**Acción a realizar A**
¿Qué nombres propios aparecen en los párrafos del artículo sobre el gusto, sin contar el título? Enuméralos todos.
**Acción a realizar B**
Continúa el artículo sobre el gusto a partir de su última oración.

━━ Texto fuente

Bulin toca un stradivarius

Si misteriosos son los caminos del Señor, mucho más aún lo es el humor de la gente.  Descubrir los mecanismos que se activan en el cerebro de los humanos para determinar la manera azarosa en que van y vienen sus simpatías y antipatías es una asignatura pendiente de nuestra especie.

El ser humano que aclama a Juan Luis Guerra y su Kitipun, a menudo es el mismo que semanas después, si no días, lleva sus sentidos al borde del paroxismo bailando, vociferando incluso, “E’to no se sabe donde vayas a paral” del artista urbano conocido como Bulin 47.  

La naturaleza enigmática del gusto se manifiesta en todas las actividades que realizan los humanos, la política entre ellas.  Hace meses acudimos a las urnas con la sensación de que la República Dominicana vivía sus peores tiempos, gobernada por gente que, luego de arruinarnos, nos llevaba a pasos agigantados hacia el infierno.

━━━━
━━ Entradas extraídas

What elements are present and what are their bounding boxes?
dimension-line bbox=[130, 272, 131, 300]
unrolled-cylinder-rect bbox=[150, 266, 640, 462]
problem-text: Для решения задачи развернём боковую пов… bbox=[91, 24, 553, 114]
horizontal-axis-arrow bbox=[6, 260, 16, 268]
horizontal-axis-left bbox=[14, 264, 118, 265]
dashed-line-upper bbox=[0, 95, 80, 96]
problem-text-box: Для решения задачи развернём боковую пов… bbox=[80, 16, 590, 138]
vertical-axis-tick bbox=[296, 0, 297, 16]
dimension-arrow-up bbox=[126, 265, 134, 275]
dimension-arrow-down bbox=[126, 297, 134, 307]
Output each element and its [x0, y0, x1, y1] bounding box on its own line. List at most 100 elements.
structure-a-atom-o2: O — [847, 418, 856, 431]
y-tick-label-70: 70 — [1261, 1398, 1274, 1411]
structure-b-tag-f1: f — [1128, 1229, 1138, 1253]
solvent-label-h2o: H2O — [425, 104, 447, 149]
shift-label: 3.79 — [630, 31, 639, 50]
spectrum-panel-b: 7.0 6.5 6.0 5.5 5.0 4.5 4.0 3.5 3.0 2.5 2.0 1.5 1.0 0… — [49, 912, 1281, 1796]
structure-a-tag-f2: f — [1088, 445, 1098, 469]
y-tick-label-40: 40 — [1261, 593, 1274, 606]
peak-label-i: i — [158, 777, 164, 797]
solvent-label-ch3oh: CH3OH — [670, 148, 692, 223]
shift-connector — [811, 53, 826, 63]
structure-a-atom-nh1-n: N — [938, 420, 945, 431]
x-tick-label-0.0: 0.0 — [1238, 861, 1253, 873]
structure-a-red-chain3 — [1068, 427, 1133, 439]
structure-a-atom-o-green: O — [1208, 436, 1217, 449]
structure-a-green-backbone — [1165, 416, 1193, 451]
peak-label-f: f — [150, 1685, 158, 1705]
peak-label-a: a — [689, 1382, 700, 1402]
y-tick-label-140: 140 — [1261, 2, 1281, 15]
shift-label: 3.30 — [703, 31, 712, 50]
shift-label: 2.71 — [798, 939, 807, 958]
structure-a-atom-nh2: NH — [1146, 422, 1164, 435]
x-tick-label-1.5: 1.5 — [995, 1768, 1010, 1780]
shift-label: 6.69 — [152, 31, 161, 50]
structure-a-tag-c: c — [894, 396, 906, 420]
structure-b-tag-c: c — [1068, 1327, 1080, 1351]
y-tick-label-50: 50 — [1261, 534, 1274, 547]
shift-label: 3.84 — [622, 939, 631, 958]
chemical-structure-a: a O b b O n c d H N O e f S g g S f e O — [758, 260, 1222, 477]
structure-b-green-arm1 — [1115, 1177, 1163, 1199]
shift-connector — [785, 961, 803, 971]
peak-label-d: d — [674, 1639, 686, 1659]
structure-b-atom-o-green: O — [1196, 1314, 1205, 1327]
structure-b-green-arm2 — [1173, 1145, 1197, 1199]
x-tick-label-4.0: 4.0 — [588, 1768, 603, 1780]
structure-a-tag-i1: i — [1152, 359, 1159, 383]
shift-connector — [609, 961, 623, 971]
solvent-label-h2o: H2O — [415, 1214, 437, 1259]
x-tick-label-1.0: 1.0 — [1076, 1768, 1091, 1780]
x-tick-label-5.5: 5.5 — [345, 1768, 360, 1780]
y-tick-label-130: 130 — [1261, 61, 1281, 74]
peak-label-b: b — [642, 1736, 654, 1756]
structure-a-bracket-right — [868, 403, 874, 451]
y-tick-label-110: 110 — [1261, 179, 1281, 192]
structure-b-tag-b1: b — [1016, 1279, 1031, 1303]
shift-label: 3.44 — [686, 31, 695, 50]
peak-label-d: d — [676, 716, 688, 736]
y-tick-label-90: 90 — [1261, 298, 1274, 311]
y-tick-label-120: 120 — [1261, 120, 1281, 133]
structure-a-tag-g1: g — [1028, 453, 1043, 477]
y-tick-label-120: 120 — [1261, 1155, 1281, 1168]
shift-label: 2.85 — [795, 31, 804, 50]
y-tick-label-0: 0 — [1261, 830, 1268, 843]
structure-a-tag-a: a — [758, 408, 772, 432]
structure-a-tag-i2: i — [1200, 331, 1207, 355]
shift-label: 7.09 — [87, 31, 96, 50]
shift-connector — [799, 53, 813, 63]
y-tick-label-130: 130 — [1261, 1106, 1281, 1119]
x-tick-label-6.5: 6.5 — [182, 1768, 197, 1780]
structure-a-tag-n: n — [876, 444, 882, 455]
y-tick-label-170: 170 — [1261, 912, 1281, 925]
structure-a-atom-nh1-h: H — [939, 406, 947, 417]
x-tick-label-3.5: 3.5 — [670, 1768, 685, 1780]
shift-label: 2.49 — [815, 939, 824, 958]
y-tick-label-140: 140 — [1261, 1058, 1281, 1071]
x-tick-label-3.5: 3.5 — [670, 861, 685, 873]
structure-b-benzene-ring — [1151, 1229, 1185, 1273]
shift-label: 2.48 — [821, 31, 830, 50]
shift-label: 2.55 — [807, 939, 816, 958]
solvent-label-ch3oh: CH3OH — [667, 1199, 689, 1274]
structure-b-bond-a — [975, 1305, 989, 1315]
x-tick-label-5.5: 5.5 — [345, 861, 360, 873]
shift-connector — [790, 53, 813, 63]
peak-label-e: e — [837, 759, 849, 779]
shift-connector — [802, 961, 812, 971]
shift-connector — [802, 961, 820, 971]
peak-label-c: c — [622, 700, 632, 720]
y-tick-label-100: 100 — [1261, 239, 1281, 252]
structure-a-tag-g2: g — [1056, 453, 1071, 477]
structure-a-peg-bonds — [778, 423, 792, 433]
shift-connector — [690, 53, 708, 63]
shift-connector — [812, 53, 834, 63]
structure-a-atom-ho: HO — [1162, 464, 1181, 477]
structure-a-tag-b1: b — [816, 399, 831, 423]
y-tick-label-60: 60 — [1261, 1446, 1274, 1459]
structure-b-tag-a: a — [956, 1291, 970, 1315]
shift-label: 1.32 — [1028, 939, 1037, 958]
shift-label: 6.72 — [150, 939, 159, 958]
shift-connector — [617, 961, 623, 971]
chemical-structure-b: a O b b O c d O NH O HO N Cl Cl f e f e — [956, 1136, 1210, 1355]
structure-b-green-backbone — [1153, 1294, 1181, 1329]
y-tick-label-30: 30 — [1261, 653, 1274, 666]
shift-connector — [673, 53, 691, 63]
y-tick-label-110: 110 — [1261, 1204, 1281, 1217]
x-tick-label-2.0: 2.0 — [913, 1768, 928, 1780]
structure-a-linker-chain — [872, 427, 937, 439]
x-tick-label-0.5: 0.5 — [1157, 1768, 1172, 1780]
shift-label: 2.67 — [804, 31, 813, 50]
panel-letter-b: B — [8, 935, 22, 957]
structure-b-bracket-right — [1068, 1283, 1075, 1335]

━━━━

**Respuesta escrita A**
- Señor
- Juan Luis Guerra
- Kitipun
- Bulin 47
- República Dominicana

**Respuesta escrita B**
El designio de cambio se cumplió en julio, pero 50 días después de que las nuevas autoridades asumieron, el mentado cambio parece limitarse a deshacer todo lo bueno del pasado gobierno y a repetir, con más cachet claro está, todo aquello que hace unas pocas semanas condenaban como crimen de lesa patria.

Desde el sábado se ve cuando el domingo va a ser bueno, dice la sabiduría popular, y el gobierno de Luis Abinader emite señales preocupantes para el futuro de los dominicanos: cesión de sectores estratégicos (electricidad, transporte, educación) a grupos de poder económico, subordinación de la política exterior al interés estadounidense y contribución con el objetivo de grupos de la llamada sociedad civil de desarticular el sistema de partidos, parecen ser los pilares sobre los cuales descansan todas las acciones del gobernante.

Eso para no entrar en el manido tema de familias enteras colocadas en puestos de importancia dentro del gobierno, la improvisación que se advierte en cada área y ante cada tema o el intento de colarnos una reforma tributaria o el endeudamiento envuelto en una sobre estimación de los ingresos para el Presupuesto del 2021.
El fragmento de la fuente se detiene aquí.